_Aim of the task_
In the data below, find every line that has the string "relative", and copy it.
────────────────────
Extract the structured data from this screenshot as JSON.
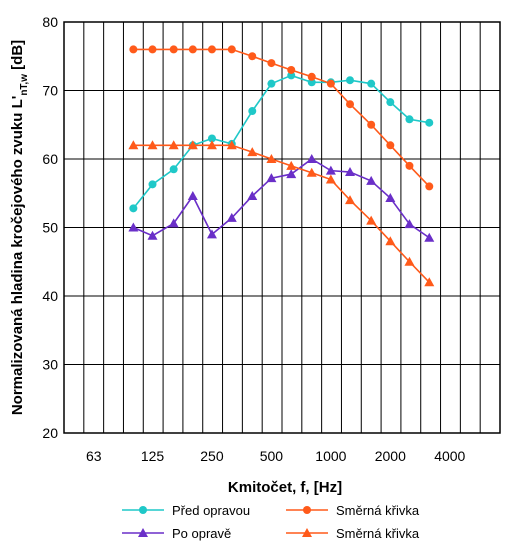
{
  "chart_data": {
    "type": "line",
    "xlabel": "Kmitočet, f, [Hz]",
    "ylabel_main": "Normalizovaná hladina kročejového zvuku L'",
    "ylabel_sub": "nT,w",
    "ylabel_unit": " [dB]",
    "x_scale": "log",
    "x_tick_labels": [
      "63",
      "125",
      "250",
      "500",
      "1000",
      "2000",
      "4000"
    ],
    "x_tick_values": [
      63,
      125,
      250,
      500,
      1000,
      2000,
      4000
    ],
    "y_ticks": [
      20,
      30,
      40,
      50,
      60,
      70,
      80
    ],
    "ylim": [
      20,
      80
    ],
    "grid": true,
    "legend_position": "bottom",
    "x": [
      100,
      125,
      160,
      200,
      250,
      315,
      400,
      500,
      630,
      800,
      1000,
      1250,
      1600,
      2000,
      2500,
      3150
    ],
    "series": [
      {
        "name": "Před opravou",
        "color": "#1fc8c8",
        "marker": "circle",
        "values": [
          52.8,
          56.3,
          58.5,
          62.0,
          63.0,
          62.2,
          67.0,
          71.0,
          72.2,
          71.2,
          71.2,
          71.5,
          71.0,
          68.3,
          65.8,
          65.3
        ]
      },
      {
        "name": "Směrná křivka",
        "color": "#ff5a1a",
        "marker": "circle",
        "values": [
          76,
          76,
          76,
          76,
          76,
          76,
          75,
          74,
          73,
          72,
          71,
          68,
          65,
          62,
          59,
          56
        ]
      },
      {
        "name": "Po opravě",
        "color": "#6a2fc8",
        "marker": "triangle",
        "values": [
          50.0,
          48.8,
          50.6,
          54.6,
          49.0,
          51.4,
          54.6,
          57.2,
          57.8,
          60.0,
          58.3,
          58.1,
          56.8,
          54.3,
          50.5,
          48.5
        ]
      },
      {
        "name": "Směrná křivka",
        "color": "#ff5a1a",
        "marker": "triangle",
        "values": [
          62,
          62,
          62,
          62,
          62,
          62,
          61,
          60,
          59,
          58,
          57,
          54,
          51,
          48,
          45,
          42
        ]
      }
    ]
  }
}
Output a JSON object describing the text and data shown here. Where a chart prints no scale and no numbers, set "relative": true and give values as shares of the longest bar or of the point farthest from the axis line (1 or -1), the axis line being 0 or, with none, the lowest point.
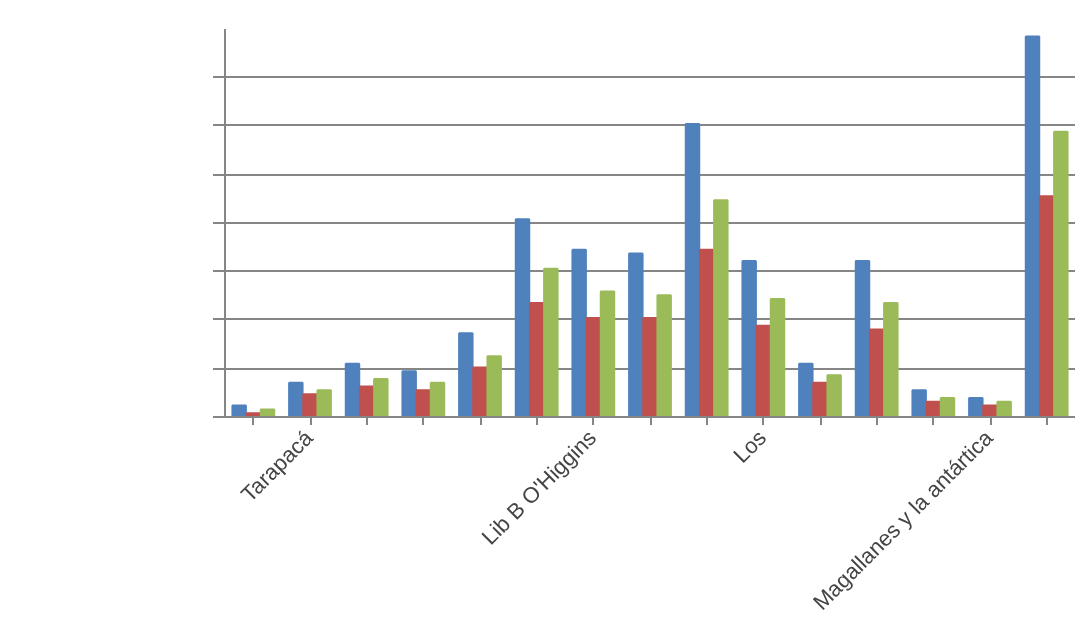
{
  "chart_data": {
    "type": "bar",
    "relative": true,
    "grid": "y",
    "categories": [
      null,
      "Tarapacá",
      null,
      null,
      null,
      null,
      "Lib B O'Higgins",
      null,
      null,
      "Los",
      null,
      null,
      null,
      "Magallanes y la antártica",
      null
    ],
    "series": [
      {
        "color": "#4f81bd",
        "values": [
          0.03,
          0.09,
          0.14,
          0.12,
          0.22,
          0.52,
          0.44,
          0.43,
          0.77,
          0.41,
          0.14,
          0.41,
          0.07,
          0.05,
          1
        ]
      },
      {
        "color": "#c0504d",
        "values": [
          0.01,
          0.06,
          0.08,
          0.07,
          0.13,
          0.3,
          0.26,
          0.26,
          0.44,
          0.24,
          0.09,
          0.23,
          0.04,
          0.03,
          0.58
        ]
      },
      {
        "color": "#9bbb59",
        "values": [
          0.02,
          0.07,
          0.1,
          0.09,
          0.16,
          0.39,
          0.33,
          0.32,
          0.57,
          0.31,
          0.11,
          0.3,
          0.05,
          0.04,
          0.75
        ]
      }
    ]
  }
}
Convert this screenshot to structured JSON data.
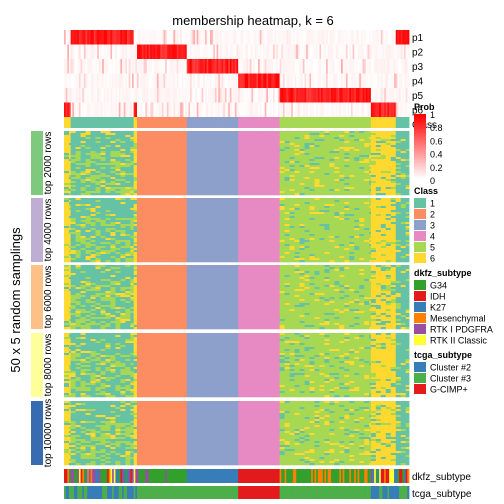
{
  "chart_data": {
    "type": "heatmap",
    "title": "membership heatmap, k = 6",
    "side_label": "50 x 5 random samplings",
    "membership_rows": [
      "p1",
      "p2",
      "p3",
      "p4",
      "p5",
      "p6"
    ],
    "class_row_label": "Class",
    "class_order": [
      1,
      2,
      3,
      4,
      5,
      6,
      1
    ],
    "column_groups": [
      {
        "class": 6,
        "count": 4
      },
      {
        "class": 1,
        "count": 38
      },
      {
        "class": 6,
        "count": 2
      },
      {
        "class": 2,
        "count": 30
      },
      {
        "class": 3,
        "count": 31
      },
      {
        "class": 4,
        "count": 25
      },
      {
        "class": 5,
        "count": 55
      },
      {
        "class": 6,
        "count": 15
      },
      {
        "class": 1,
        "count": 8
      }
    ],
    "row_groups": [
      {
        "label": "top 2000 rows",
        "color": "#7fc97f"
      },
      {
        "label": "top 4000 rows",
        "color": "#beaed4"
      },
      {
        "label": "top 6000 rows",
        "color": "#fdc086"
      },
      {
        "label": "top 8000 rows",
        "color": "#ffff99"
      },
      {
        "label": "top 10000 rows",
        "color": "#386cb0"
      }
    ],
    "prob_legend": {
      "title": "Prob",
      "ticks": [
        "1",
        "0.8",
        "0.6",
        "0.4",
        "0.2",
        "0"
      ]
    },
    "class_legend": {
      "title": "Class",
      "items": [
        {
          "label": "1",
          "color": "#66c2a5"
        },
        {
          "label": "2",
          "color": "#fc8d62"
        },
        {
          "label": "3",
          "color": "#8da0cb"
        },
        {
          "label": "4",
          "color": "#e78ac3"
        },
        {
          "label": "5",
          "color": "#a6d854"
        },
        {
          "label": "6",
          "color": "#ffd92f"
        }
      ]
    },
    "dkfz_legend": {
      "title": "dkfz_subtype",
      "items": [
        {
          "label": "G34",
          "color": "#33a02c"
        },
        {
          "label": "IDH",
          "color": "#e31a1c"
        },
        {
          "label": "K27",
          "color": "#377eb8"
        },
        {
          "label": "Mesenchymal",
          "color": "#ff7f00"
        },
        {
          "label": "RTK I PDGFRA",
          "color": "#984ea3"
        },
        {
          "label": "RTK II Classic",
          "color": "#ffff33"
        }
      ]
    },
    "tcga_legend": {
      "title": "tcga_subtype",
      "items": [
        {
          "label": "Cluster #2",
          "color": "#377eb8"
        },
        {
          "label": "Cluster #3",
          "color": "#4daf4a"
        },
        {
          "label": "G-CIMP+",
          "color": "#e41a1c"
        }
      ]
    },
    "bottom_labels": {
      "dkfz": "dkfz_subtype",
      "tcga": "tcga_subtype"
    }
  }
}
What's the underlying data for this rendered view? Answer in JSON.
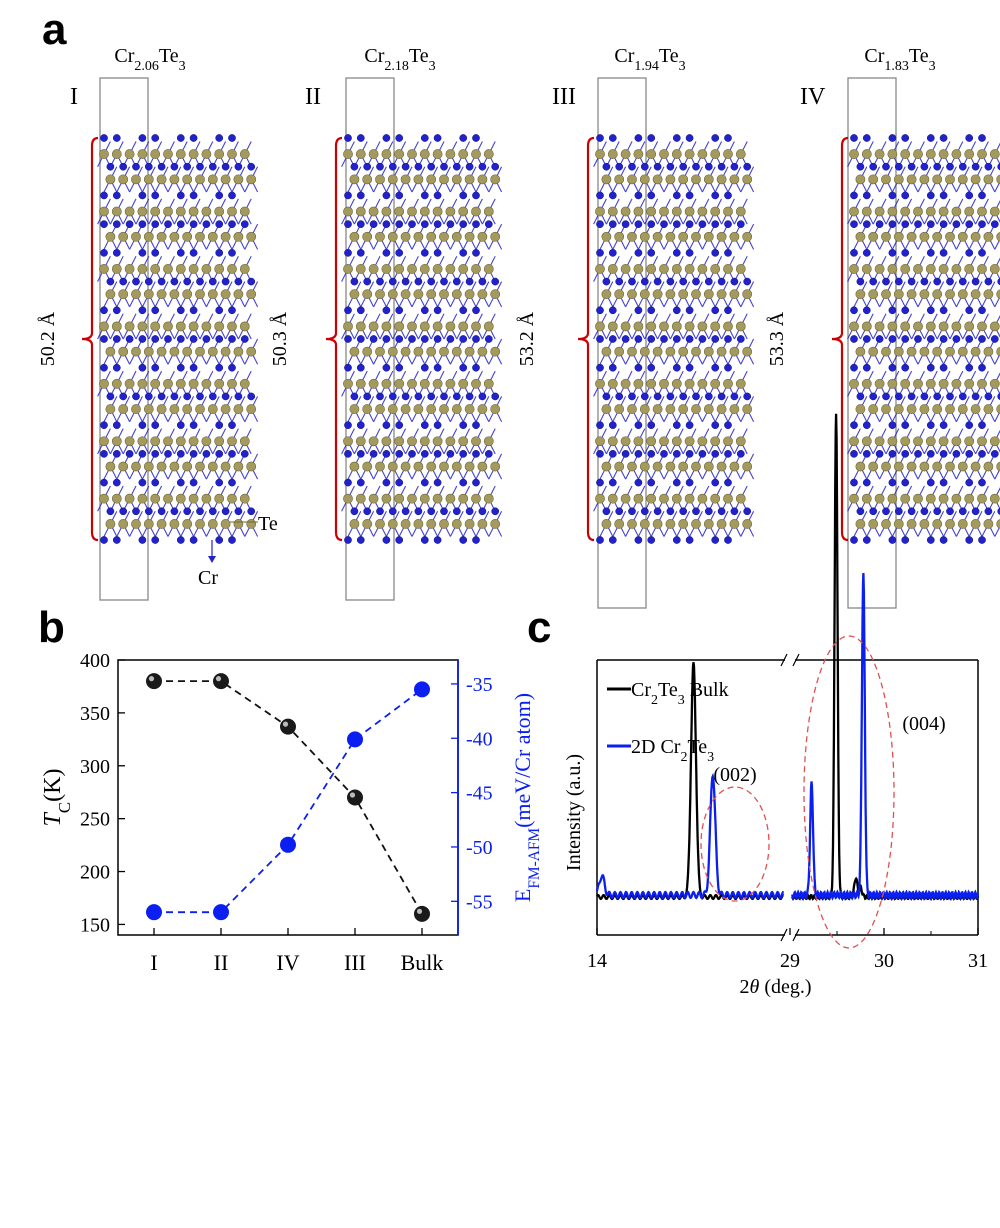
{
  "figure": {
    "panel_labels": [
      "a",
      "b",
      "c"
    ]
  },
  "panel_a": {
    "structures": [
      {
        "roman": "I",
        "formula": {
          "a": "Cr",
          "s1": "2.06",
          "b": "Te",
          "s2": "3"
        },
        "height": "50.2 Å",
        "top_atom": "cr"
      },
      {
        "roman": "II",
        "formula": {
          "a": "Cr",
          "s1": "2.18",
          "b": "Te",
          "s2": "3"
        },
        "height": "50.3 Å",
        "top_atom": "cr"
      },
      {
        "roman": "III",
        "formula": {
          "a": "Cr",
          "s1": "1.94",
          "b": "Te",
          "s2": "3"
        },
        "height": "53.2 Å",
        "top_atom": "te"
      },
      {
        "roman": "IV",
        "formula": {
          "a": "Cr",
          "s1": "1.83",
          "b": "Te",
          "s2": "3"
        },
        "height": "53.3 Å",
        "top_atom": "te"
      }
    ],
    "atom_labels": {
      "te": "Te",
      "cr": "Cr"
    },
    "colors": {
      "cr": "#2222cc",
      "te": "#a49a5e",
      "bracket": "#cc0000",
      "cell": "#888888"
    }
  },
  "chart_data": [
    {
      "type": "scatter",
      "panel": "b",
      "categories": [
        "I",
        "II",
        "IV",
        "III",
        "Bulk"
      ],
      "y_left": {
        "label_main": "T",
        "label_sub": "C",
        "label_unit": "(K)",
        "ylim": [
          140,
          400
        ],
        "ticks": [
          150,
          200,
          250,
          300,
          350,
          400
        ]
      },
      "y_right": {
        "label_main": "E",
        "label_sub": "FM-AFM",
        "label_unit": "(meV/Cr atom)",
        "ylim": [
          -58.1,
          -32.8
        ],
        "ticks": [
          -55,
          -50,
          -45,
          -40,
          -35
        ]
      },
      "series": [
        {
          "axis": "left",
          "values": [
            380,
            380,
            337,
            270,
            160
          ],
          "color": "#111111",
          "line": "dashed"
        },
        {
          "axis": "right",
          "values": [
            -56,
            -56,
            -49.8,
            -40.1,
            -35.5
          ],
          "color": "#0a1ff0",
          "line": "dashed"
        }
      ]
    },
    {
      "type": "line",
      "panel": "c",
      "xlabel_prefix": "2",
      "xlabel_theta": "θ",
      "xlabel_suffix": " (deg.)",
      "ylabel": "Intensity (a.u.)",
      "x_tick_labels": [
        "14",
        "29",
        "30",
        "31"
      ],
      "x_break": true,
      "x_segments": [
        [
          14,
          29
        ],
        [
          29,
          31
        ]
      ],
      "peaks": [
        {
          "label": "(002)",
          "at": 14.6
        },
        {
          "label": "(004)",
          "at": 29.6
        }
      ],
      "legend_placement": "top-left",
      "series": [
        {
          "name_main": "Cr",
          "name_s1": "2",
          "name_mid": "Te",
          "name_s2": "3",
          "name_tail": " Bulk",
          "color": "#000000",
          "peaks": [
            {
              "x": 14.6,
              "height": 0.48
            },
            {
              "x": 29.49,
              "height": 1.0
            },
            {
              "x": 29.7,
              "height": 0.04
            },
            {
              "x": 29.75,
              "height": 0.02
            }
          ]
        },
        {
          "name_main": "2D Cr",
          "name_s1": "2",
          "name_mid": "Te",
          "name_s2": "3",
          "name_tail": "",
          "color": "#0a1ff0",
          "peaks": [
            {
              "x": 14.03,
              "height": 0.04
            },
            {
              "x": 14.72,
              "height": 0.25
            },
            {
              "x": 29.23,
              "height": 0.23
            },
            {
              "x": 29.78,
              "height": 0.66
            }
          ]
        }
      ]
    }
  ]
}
────────────────────
_Answer to the task_
Output a JSON object describing the text and data shown here. Where a chart prints no scale and no numbers, set "relative": true and give values as shares of the longest bar or of the point farthest from the axis line (1 or -1), the axis line being 0 or, with none, the lowest point.
    "relative": true,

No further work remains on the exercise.